**What is needed**:
Can you give everything from the line containing "List UI elements" down to the line containing "where is each" as a numbered list, with blank lines and pictures left out?
--- start of Raw records ---
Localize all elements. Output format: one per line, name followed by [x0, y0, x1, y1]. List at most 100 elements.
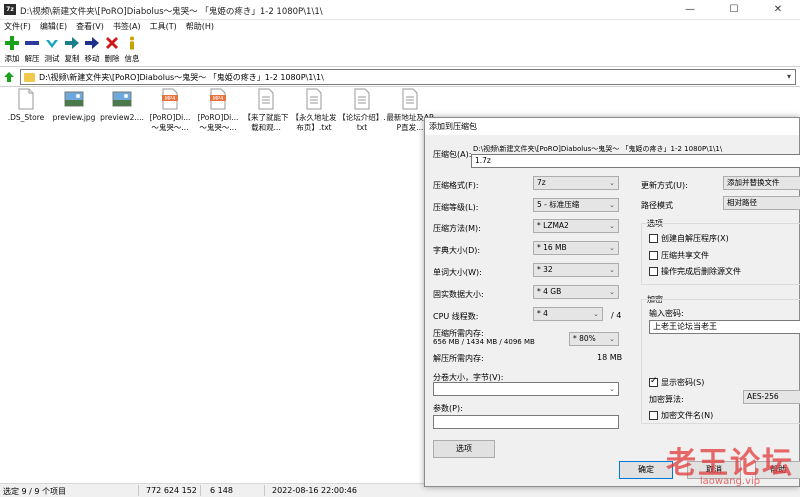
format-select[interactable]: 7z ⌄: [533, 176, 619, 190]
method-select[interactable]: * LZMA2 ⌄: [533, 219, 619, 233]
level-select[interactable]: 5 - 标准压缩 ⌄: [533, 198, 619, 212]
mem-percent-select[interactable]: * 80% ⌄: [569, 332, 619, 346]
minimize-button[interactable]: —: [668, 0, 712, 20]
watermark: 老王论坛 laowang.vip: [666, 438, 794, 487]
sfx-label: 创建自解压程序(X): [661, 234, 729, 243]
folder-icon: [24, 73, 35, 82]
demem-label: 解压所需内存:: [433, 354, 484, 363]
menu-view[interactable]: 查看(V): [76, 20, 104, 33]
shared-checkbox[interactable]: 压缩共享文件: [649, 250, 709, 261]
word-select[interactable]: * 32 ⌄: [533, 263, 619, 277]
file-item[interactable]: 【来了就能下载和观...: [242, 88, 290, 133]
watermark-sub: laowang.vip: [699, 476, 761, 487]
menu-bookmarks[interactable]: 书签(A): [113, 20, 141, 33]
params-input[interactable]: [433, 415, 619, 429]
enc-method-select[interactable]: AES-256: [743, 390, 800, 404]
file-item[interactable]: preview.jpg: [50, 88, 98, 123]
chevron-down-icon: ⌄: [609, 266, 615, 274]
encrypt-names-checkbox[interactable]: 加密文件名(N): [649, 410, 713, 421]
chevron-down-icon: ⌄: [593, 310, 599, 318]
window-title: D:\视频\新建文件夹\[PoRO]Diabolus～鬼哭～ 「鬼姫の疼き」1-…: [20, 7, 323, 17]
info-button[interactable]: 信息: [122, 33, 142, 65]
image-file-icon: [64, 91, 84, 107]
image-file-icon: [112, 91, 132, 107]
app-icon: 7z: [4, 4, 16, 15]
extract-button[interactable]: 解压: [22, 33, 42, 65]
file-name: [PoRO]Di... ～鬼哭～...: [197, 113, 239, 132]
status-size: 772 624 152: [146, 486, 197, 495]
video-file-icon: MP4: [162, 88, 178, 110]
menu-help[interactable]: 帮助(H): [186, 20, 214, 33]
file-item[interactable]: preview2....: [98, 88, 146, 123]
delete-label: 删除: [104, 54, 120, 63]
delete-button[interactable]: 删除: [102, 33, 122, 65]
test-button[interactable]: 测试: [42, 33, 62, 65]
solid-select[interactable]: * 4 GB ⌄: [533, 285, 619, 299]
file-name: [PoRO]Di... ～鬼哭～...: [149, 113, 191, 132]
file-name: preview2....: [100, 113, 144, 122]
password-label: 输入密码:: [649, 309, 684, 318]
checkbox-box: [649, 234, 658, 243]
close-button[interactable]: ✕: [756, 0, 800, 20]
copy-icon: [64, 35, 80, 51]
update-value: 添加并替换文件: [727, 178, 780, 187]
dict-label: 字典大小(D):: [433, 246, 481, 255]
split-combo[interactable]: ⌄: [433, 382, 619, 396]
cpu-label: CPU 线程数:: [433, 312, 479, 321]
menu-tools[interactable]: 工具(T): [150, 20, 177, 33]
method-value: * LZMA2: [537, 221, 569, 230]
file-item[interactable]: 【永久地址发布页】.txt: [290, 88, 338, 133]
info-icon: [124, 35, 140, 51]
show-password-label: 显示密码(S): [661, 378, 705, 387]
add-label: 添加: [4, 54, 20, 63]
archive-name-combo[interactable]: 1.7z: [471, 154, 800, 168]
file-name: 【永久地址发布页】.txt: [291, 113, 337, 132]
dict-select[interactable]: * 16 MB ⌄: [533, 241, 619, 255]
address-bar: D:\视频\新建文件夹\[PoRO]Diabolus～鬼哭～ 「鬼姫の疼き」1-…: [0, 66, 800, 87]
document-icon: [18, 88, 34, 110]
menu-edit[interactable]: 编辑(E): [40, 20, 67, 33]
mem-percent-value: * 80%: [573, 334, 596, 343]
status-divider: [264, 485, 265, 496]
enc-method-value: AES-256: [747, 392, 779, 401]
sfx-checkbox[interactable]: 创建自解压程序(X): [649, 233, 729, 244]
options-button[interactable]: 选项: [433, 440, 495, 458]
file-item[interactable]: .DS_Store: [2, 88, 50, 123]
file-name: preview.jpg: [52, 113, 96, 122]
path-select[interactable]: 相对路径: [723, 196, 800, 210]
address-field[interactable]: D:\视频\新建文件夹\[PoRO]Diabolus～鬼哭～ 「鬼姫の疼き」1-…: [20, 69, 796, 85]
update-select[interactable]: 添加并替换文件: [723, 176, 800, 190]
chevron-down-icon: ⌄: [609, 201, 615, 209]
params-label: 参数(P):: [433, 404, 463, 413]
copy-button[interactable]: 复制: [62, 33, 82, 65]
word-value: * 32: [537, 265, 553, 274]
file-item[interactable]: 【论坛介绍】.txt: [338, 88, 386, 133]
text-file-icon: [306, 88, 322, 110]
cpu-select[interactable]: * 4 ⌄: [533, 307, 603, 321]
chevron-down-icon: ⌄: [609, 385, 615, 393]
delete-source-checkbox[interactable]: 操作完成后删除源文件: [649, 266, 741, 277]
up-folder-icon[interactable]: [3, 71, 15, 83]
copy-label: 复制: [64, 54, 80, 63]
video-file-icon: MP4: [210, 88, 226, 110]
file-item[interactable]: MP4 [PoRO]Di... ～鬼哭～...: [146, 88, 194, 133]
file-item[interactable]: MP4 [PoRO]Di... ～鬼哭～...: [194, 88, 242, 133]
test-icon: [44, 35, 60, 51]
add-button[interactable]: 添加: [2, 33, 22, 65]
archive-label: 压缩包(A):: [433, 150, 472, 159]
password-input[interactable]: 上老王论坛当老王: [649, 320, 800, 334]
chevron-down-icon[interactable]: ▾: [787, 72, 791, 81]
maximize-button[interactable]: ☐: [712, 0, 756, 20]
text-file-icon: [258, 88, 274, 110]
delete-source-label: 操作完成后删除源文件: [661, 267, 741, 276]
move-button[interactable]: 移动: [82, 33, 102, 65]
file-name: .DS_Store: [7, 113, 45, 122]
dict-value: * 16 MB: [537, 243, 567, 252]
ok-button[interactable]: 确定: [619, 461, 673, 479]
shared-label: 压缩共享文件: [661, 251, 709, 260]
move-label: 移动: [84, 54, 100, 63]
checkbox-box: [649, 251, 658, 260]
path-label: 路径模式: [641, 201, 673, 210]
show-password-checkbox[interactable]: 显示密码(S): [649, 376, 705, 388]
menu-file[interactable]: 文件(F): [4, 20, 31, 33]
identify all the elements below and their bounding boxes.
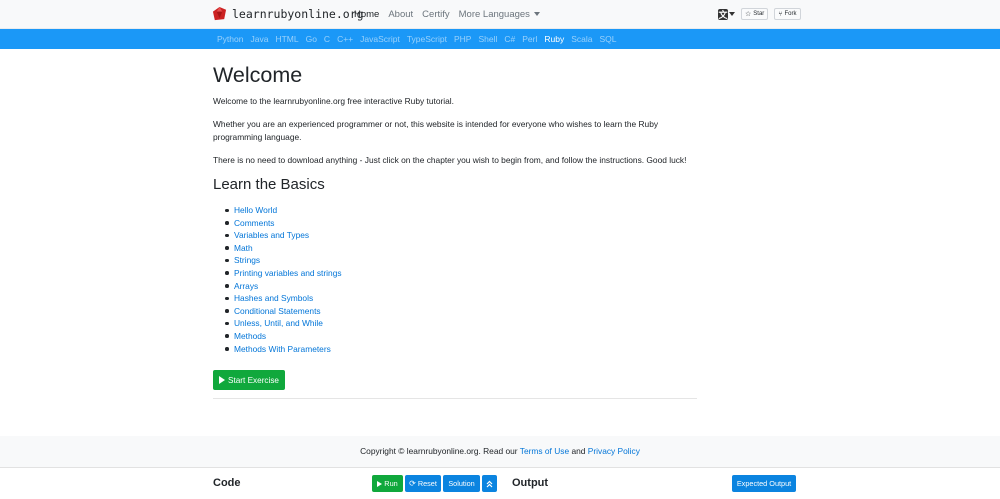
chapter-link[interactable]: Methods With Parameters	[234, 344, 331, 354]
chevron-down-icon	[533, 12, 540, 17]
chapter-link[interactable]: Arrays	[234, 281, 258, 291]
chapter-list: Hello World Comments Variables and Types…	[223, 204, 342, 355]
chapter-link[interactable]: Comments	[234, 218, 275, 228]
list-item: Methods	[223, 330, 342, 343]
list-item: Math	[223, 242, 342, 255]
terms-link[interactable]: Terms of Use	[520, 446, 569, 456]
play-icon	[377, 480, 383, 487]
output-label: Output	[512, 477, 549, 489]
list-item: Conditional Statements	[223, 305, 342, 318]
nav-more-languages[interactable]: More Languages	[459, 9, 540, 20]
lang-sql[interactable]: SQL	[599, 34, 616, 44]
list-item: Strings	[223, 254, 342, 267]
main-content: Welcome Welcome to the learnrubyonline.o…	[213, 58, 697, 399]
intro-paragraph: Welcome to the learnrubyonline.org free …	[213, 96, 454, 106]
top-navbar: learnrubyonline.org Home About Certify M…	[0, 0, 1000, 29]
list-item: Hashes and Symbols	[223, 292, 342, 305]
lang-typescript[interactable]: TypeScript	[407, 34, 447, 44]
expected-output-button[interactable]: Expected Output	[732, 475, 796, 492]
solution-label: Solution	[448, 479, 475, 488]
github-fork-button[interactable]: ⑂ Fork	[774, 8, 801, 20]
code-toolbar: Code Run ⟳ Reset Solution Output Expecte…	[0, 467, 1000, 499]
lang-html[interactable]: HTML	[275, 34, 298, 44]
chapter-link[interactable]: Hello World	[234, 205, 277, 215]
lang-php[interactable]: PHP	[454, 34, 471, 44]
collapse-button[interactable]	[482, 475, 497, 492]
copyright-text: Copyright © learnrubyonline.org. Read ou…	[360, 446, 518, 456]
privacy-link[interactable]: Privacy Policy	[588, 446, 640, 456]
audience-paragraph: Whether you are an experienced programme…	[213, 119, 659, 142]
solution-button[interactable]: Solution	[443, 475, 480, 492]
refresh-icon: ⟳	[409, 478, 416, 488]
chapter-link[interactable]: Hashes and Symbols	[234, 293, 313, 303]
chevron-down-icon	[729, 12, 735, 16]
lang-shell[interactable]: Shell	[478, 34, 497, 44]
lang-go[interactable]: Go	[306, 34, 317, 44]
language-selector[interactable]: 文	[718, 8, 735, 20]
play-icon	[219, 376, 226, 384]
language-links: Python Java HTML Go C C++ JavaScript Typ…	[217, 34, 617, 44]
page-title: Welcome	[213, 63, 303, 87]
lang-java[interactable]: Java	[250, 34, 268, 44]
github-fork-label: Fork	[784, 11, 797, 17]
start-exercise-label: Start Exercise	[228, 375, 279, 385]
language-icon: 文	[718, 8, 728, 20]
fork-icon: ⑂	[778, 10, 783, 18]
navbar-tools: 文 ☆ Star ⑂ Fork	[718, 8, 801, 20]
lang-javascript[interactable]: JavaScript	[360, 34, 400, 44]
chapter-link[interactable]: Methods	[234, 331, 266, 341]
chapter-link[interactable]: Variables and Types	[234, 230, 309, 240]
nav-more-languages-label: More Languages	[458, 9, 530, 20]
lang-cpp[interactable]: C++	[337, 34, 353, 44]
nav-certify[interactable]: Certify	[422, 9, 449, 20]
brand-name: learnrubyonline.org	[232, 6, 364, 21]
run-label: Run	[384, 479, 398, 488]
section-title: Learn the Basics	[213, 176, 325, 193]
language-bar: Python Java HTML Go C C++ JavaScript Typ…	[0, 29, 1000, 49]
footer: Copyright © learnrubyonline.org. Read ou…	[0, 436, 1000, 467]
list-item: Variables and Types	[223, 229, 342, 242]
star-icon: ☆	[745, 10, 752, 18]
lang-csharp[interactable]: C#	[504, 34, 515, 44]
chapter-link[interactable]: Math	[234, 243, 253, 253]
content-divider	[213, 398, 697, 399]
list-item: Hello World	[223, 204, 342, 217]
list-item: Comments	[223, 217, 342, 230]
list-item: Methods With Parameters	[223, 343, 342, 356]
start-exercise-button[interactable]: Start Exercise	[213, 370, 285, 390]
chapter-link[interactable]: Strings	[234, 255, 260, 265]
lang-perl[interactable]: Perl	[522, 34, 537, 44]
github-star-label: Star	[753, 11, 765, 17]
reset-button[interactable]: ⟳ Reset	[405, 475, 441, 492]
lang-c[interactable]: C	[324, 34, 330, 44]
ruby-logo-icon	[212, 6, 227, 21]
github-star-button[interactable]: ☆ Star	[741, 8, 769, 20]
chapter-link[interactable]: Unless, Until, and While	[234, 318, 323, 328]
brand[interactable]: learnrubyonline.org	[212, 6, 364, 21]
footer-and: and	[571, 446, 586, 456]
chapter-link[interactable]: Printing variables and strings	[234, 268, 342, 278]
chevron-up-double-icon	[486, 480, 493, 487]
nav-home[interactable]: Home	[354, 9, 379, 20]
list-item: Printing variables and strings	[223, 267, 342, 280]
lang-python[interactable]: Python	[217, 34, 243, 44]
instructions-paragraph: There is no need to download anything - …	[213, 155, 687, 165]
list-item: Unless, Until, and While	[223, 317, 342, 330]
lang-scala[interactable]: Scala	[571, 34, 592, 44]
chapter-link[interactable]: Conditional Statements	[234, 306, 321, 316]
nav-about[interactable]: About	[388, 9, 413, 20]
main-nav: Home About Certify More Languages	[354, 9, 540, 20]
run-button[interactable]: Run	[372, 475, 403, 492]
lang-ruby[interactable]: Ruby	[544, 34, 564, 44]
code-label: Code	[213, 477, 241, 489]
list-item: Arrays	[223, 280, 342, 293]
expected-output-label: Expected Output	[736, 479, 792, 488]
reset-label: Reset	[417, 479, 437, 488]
--- end of Raw records ---
--- start of Raw records ---
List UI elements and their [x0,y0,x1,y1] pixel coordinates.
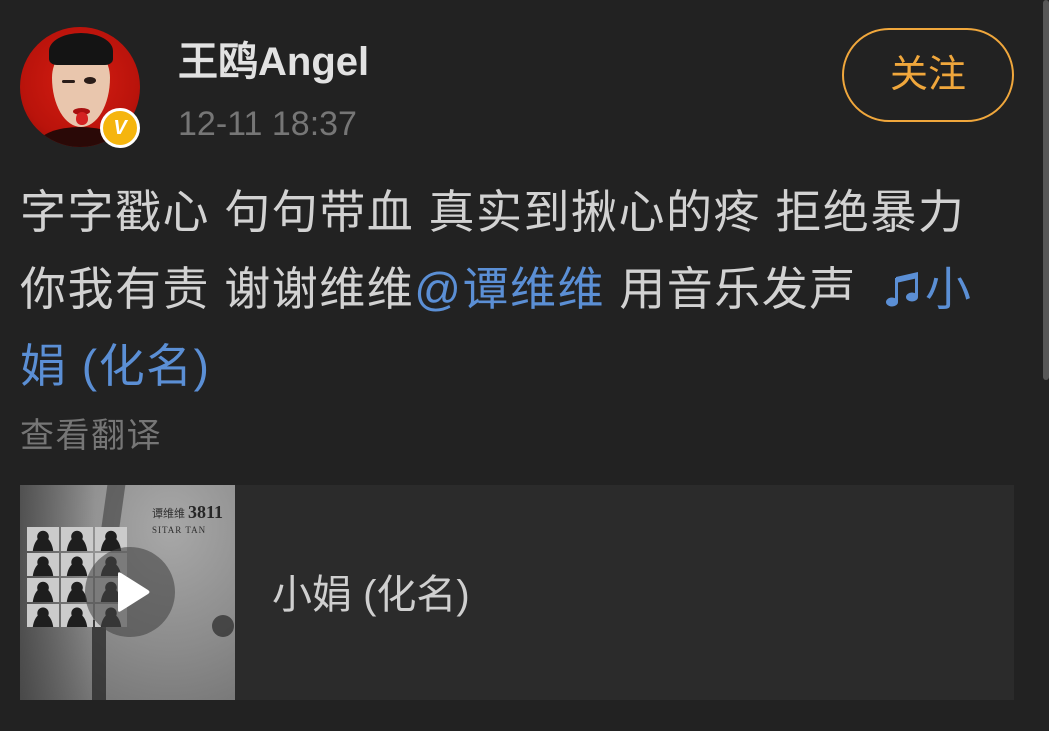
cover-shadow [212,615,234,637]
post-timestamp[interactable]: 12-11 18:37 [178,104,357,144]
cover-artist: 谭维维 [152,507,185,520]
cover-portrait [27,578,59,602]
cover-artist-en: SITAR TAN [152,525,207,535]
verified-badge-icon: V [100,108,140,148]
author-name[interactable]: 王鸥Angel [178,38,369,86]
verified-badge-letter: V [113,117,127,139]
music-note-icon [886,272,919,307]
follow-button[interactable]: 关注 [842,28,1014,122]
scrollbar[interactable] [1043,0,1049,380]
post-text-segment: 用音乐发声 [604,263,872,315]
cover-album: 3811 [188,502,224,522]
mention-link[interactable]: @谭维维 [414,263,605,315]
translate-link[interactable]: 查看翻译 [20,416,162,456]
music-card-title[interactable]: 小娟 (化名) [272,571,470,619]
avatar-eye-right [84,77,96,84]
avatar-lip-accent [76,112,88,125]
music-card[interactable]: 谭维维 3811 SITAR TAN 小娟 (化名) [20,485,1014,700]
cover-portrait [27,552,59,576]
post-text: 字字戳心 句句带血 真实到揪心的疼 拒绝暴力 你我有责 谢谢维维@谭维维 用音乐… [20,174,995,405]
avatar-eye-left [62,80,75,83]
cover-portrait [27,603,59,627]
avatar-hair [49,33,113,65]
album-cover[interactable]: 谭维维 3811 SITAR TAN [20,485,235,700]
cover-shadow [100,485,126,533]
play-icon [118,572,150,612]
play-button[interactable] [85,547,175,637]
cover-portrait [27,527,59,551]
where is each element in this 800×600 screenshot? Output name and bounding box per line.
--- end of Raw records ---
**Reply to the exercise**:
1. List UI elements and their [x0,y0,x1,y1] pixel coordinates.
2. cover-shadow [212,615,234,637]
3. post-timestamp[interactable]: 12-11 18:37 [178,104,357,144]
4. cover-artist: 谭维维 [152,507,185,520]
5. cover-portrait [27,578,59,602]
6. cover-artist-en: SITAR TAN [152,525,207,535]
7. verified-badge-icon: V [100,108,140,148]
8. author-name[interactable]: 王鸥Angel [178,38,369,86]
9. verified-badge-letter: V [113,117,127,139]
10. music-note-icon [886,272,919,307]
11. follow-button[interactable]: 关注 [842,28,1014,122]
12. scrollbar[interactable] [1043,0,1049,380]
13. post-text-segment: 用音乐发声 [604,263,872,315]
14. cover-album: 3811 [188,502,224,522]
15. mention-link[interactable]: @谭维维 [414,263,605,315]
16. translate-link[interactable]: 查看翻译 [20,416,162,456]
17. music-card-title[interactable]: 小娟 (化名) [272,571,470,619]
18. avatar-eye-right [84,77,96,84]
19. avatar-lip-accent [76,112,88,125]
20. music-card[interactable]: 谭维维 3811 SITAR TAN 小娟 (化名) [20,485,1014,700]
21. cover-portrait [27,552,59,576]
22. post-text: 字字戳心 句句带血 真实到揪心的疼 拒绝暴力 你我有责 谢谢维维@谭维维 用音乐… [20,174,995,405]
23. avatar-eye-left [62,80,75,83]
24. cover-portrait [27,603,59,627]
25. avatar-hair [49,33,113,65]
26. album-cover[interactable]: 谭维维 3811 SITAR TAN [20,485,235,700]
27. cover-shadow [100,485,126,533]
28. play-icon [118,572,150,612]
29. play-button[interactable] [85,547,175,637]
30. cover-portrait [27,527,59,551]
31. where is each element in this 800×600 screenshot? Output name and bounding box per line.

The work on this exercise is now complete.